▸ Task statement:
Extract, from the listing that follows, each line containing the word "WEIGHT".

▸ Extracted material:
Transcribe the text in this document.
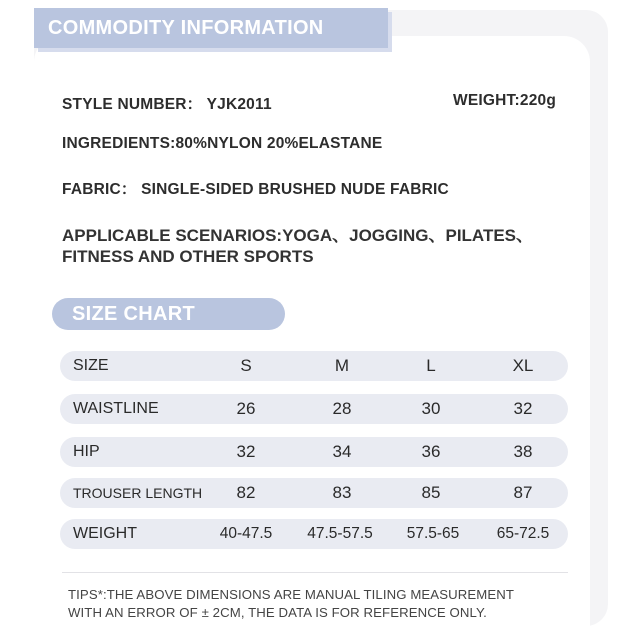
COMMODITY INFORMATION
STYLE NUMBER： YJK2011	WEIGHT:220g
INGREDIENTS:80%NYLON 20%ELASTANE
FABRIC： SINGLE-SIDED BRUSHED NUDE FABRIC
APPLICABLE SCENARIOS:YOGA、JOGGING、PILATES、
FITNESS AND OTHER SPORTS
SIZE CHART
SIZE	S	M	L	XL
WAISTLINE	26	28	30	32
HIP	32	34	36	38
TROUSER LENGTH	82	83	85	87
WEIGHT	40-47.5	47.5-57.5	57.5-65	65-72.5
TIPS*:THE ABOVE DIMENSIONS ARE MANUAL TILING MEASUREMENT
WITH AN ERROR OF ± 2CM, THE DATA IS FOR REFERENCE ONLY.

▸ Written response:
STYLE NUMBER： YJK2011	WEIGHT:220g
WEIGHT	40-47.5	47.5-57.5	57.5-65	65-72.5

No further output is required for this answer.